▶ _SHORT EXERCISE_:
Exactly repeat the full listing that follows.
>> start
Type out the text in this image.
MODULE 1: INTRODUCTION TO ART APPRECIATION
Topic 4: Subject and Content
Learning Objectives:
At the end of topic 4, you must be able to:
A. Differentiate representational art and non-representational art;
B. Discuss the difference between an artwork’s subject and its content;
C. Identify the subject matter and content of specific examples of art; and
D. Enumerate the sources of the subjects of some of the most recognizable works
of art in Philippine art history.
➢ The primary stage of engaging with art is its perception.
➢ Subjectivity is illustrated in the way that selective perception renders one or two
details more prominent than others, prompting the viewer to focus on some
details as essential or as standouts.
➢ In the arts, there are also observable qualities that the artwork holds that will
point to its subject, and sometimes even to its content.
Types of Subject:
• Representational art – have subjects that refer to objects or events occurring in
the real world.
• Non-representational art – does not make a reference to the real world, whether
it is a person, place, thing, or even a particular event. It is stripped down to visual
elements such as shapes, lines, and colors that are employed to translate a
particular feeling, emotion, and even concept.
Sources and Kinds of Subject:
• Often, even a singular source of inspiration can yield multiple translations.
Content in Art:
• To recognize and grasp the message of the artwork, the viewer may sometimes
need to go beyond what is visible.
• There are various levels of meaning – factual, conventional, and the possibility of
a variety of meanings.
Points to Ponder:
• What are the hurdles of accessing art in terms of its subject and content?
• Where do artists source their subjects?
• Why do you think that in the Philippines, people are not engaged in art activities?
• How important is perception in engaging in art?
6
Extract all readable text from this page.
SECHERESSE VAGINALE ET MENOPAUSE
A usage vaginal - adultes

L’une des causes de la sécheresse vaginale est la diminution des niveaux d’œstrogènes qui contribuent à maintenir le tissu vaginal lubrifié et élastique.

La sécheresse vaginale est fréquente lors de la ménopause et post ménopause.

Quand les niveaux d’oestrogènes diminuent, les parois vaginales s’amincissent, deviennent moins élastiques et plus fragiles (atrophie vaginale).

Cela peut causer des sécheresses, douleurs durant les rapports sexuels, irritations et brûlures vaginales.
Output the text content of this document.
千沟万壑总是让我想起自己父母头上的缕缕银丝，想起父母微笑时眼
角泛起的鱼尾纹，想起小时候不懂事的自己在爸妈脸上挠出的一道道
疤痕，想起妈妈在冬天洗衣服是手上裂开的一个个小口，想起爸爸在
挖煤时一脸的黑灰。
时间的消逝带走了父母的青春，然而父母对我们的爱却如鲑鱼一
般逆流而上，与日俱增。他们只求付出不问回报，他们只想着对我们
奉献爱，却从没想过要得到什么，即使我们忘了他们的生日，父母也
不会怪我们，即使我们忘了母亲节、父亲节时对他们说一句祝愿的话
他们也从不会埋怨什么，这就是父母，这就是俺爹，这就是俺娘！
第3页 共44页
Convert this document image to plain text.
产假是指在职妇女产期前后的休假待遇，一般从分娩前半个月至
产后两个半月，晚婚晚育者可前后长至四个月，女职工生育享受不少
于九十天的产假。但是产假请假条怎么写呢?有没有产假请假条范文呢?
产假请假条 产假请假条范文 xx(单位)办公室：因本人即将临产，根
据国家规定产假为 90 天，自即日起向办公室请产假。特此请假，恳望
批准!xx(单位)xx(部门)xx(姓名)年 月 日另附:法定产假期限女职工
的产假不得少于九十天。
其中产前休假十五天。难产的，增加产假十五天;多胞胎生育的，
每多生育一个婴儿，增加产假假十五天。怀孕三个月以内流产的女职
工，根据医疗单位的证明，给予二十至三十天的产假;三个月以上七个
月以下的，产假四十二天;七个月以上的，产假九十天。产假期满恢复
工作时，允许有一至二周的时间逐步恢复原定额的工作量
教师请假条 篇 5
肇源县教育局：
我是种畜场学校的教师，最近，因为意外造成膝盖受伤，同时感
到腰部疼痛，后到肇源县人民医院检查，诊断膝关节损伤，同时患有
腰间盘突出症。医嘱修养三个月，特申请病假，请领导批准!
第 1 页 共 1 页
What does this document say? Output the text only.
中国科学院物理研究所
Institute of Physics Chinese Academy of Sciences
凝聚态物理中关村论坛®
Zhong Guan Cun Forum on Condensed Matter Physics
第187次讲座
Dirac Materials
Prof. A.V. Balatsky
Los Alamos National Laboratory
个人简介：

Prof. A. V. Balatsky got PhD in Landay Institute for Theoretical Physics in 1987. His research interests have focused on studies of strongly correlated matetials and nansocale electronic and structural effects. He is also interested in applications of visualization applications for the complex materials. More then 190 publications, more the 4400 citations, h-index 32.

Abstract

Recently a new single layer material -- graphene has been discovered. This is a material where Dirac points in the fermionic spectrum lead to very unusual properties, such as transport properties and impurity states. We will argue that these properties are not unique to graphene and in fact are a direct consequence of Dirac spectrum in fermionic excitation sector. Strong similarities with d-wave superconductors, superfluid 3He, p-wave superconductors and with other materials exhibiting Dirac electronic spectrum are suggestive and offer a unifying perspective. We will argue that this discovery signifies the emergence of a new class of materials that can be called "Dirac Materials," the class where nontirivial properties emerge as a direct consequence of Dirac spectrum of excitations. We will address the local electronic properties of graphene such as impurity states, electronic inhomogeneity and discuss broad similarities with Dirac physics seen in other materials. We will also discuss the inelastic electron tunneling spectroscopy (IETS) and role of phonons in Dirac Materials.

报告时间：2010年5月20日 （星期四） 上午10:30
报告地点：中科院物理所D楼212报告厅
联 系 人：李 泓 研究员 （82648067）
>> end
▶ _RESULT OF THIS TASK_:
Type out the text in this image.
MODULE 1: INTRODUCTION TO ART APPRECIATION
Topic 4: Subject and Content
Learning Objectives:
At the end of topic 4, you must be able to:
A. Differentiate representational art and non-representational art;
B. Discuss the difference between an artwork’s subject and its content;
C. Identify the subject matter and content of specific examples of art; and
D. Enumerate the sources of the subjects of some of the most recognizable works
of art in Philippine art history.
➢ The primary stage of engaging with art is its perception.
➢ Subjectivity is illustrated in the way that selective perception renders one or two
details more prominent than others, prompting the viewer to focus on some
details as essential or as standouts.
➢ In the arts, there are also observable qualities that the artwork holds that will
point to its subject, and sometimes even to its content.
Types of Subject:
• Representational art – have subjects that refer to objects or events occurring in
the real world.
• Non-representational art – does not make a reference to the real world, whether
it is a person, place, thing, or even a particular event. It is stripped down to visual
elements such as shapes, lines, and colors that are employed to translate a
particular feeling, emotion, and even concept.
Sources and Kinds of Subject:
• Often, even a singular source of inspiration can yield multiple translations.
Content in Art:
• To recognize and grasp the message of the artwork, the viewer may sometimes
need to go beyond what is visible.
• There are various levels of meaning – factual, conventional, and the possibility of
a variety of meanings.
Points to Ponder:
• What are the hurdles of accessing art in terms of its subject and content?
• Where do artists source their subjects?
• Why do you think that in the Philippines, people are not engaged in art activities?
• How important is perception in engaging in art?
6
Extract all readable text from this page.
SECHERESSE VAGINALE ET MENOPAUSE
A usage vaginal - adultes

L’une des causes de la sécheresse vaginale est la diminution des niveaux d’œstrogènes qui contribuent à maintenir le tissu vaginal lubrifié et élastique.

La sécheresse vaginale est fréquente lors de la ménopause et post ménopause.

Quand les niveaux d’oestrogènes diminuent, les parois vaginales s’amincissent, deviennent moins élastiques et plus fragiles (atrophie vaginale).

Cela peut causer des sécheresses, douleurs durant les rapports sexuels, irritations et brûlures vaginales.
Output the text content of this document.
千沟万壑总是让我想起自己父母头上的缕缕银丝，想起父母微笑时眼
角泛起的鱼尾纹，想起小时候不懂事的自己在爸妈脸上挠出的一道道
疤痕，想起妈妈在冬天洗衣服是手上裂开的一个个小口，想起爸爸在
挖煤时一脸的黑灰。
时间的消逝带走了父母的青春，然而父母对我们的爱却如鲑鱼一
般逆流而上，与日俱增。他们只求付出不问回报，他们只想着对我们
奉献爱，却从没想过要得到什么，即使我们忘了他们的生日，父母也
不会怪我们，即使我们忘了母亲节、父亲节时对他们说一句祝愿的话
他们也从不会埋怨什么，这就是父母，这就是俺爹，这就是俺娘！
第3页 共44页
Convert this document image to plain text.
产假是指在职妇女产期前后的休假待遇，一般从分娩前半个月至
产后两个半月，晚婚晚育者可前后长至四个月，女职工生育享受不少
于九十天的产假。但是产假请假条怎么写呢?有没有产假请假条范文呢?
产假请假条 产假请假条范文 xx(单位)办公室：因本人即将临产，根
据国家规定产假为 90 天，自即日起向办公室请产假。特此请假，恳望
批准!xx(单位)xx(部门)xx(姓名)年 月 日另附:法定产假期限女职工
的产假不得少于九十天。
其中产前休假十五天。难产的，增加产假十五天;多胞胎生育的，
每多生育一个婴儿，增加产假假十五天。怀孕三个月以内流产的女职
工，根据医疗单位的证明，给予二十至三十天的产假;三个月以上七个
月以下的，产假四十二天;七个月以上的，产假九十天。产假期满恢复
工作时，允许有一至二周的时间逐步恢复原定额的工作量
教师请假条 篇 5
肇源县教育局：
我是种畜场学校的教师，最近，因为意外造成膝盖受伤，同时感
到腰部疼痛，后到肇源县人民医院检查，诊断膝关节损伤，同时患有
腰间盘突出症。医嘱修养三个月，特申请病假，请领导批准!
第 1 页 共 1 页
What does this document say? Output the text only.
中国科学院物理研究所
Institute of Physics Chinese Academy of Sciences
凝聚态物理中关村论坛®
Zhong Guan Cun Forum on Condensed Matter Physics
第187次讲座
Dirac Materials
Prof. A.V. Balatsky
Los Alamos National Laboratory
个人简介：

Prof. A. V. Balatsky got PhD in Landay Institute for Theoretical Physics in 1987. His research interests have focused on studies of strongly correlated matetials and nansocale electronic and structural effects. He is also interested in applications of visualization applications for the complex materials. More then 190 publications, more the 4400 citations, h-index 32.

Abstract

Recently a new single layer material -- graphene has been discovered. This is a material where Dirac points in the fermionic spectrum lead to very unusual properties, such as transport properties and impurity states. We will argue that these properties are not unique to graphene and in fact are a direct consequence of Dirac spectrum in fermionic excitation sector. Strong similarities with d-wave superconductors, superfluid 3He, p-wave superconductors and with other materials exhibiting Dirac electronic spectrum are suggestive and offer a unifying perspective. We will argue that this discovery signifies the emergence of a new class of materials that can be called "Dirac Materials," the class where nontirivial properties emerge as a direct consequence of Dirac spectrum of excitations. We will address the local electronic properties of graphene such as impurity states, electronic inhomogeneity and discuss broad similarities with Dirac physics seen in other materials. We will also discuss the inelastic electron tunneling spectroscopy (IETS) and role of phonons in Dirac Materials.

报告时间：2010年5月20日 （星期四） 上午10:30
报告地点：中科院物理所D楼212报告厅
联 系 人：李 泓 研究员 （82648067）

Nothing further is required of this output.